What this task involves:
Gather every line that includes the word "Social", please.
+++ Records supplied +++
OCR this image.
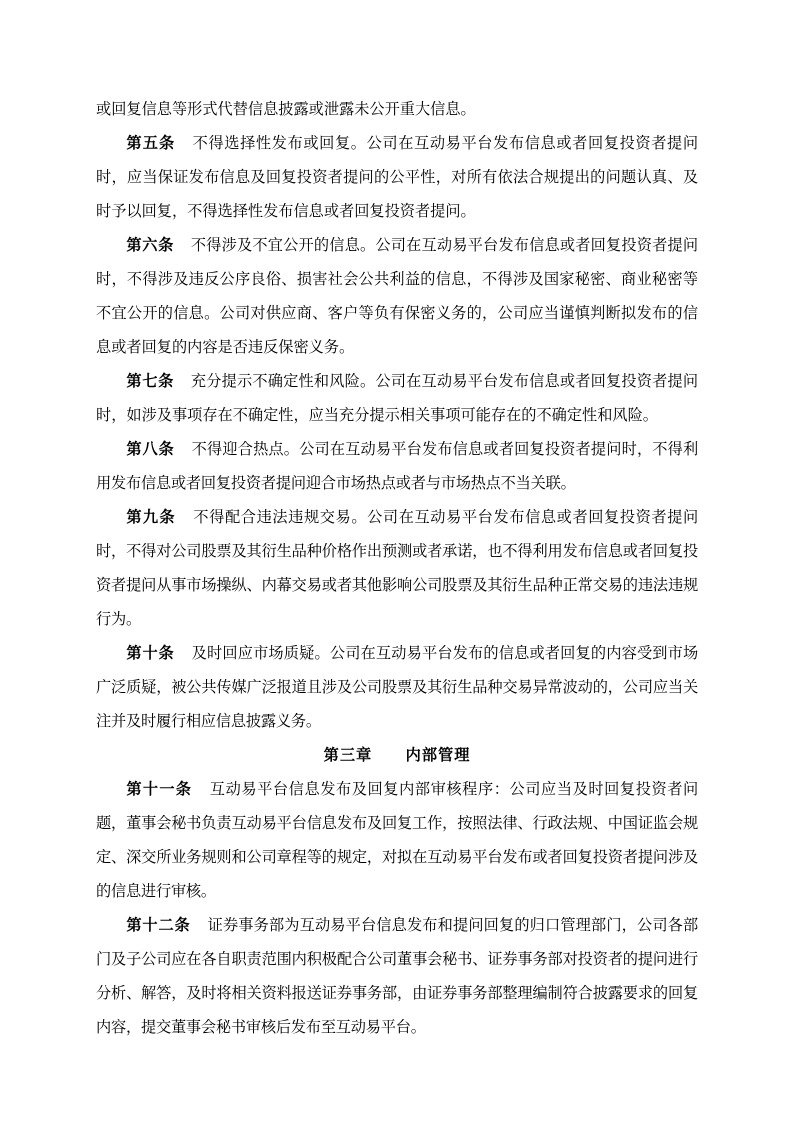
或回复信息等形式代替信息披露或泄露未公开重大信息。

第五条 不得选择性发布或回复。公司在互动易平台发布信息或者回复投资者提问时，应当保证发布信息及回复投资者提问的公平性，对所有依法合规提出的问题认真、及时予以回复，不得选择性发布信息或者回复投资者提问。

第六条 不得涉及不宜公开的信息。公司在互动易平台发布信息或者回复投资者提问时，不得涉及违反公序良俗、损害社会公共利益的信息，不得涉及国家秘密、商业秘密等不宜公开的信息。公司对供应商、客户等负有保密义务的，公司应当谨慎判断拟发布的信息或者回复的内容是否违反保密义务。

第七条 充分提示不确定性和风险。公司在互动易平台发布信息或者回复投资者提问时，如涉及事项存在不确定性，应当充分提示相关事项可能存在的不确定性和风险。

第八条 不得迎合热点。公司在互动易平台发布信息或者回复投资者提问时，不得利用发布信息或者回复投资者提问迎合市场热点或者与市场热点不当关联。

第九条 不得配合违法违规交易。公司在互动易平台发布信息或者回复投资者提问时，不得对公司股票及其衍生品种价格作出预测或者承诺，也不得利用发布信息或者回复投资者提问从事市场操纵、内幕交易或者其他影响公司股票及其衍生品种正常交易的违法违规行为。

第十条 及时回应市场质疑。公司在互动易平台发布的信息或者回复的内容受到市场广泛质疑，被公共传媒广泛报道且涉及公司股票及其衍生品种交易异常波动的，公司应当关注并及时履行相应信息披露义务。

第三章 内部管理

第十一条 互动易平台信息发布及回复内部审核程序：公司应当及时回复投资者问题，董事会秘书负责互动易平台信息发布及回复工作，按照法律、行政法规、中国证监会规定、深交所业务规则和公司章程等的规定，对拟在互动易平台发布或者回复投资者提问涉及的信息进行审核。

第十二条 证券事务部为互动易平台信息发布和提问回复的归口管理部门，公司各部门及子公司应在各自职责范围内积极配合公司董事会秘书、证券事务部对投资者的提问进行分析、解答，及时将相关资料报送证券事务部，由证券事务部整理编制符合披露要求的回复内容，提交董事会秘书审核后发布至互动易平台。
+++
+++ Records supplied +++
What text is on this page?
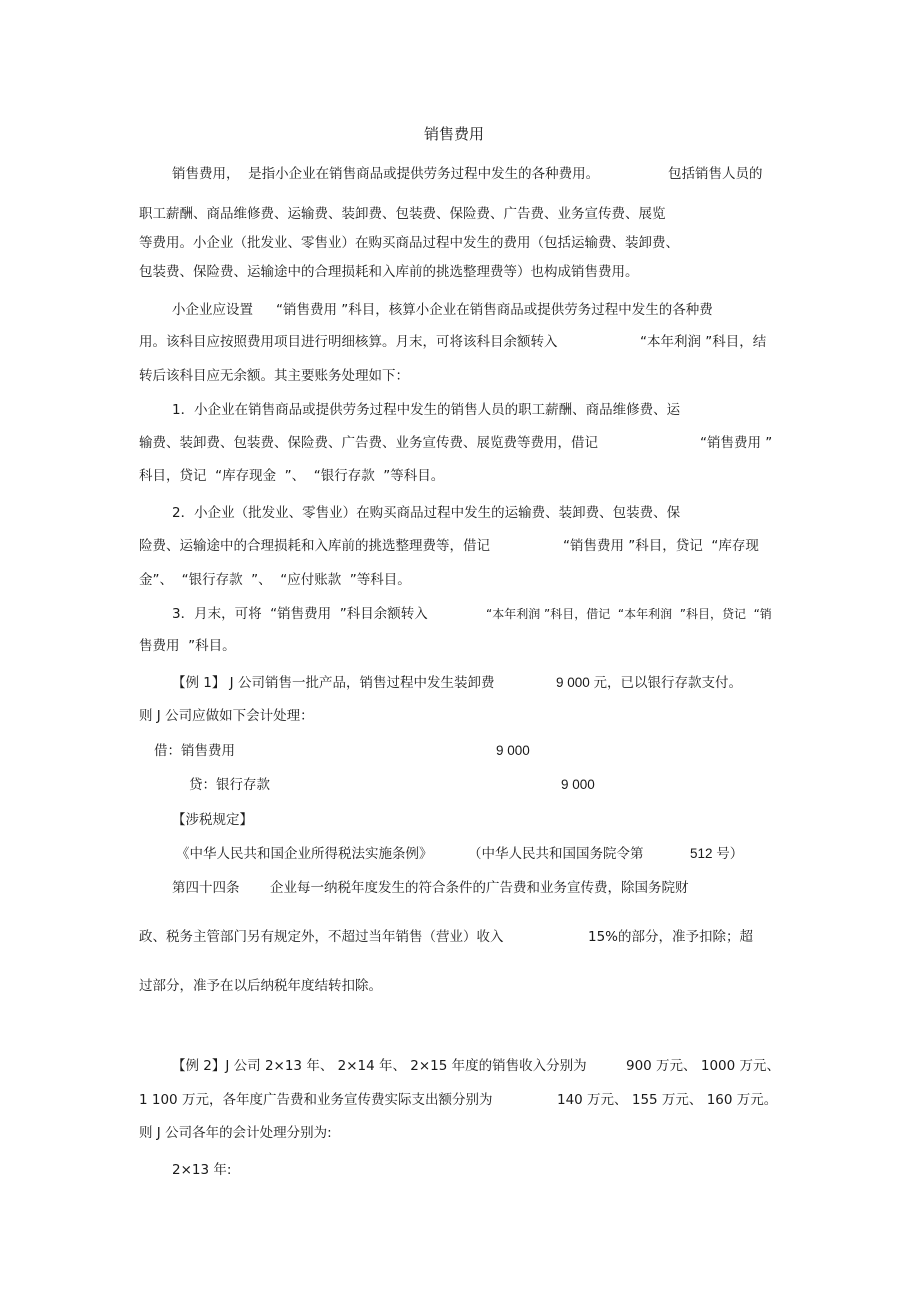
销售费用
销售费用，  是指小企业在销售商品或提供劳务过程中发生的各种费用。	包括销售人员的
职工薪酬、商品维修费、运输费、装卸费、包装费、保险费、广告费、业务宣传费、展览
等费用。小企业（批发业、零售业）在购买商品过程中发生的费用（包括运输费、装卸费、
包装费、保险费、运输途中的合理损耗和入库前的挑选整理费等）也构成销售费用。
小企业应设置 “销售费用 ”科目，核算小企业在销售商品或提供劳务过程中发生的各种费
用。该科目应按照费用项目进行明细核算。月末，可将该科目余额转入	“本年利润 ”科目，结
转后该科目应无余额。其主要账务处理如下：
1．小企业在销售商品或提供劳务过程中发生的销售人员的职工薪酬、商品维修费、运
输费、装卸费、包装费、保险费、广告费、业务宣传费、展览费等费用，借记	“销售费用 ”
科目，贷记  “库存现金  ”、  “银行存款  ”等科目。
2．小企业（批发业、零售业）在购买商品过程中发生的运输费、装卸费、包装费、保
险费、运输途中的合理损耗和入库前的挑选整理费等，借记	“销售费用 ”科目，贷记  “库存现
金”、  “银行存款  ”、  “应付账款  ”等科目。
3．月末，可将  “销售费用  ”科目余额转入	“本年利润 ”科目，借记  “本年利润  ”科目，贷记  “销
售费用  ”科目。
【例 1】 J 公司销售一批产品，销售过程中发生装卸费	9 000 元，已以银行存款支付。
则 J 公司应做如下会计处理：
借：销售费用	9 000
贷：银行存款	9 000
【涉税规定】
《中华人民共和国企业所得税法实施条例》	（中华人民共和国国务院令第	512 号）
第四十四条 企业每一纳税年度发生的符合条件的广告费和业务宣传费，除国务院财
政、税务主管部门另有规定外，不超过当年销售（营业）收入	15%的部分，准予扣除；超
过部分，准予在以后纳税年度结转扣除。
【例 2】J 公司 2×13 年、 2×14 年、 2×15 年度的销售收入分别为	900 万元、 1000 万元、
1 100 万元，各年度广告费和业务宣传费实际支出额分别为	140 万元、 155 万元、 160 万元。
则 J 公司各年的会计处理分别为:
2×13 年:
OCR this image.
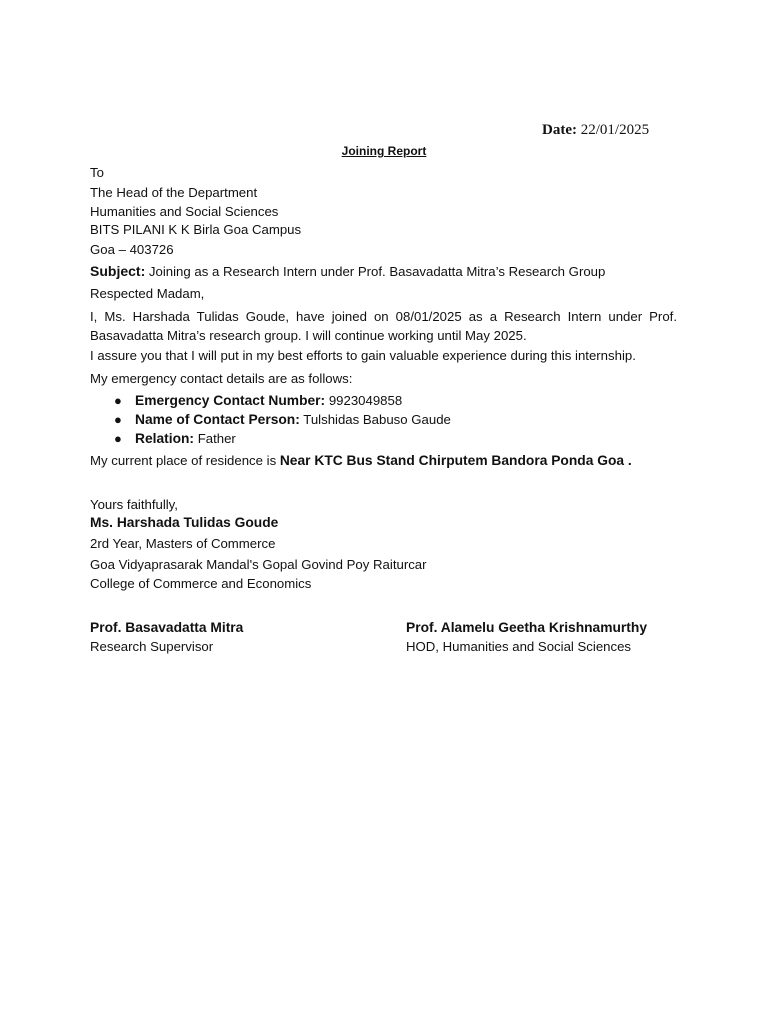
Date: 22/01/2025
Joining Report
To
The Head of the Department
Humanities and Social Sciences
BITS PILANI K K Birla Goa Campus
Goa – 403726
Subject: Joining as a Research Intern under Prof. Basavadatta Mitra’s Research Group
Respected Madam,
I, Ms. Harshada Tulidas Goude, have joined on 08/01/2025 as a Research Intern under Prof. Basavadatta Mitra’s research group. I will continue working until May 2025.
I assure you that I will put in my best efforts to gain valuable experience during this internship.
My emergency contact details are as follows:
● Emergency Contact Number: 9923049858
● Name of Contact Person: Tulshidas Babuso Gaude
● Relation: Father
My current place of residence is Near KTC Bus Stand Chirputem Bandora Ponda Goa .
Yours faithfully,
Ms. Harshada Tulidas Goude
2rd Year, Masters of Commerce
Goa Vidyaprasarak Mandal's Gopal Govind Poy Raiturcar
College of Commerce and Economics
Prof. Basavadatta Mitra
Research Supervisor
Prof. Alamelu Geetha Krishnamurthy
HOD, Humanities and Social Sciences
+++
Task solution:
Humanities and Social Sciences
HOD, Humanities and Social Sciences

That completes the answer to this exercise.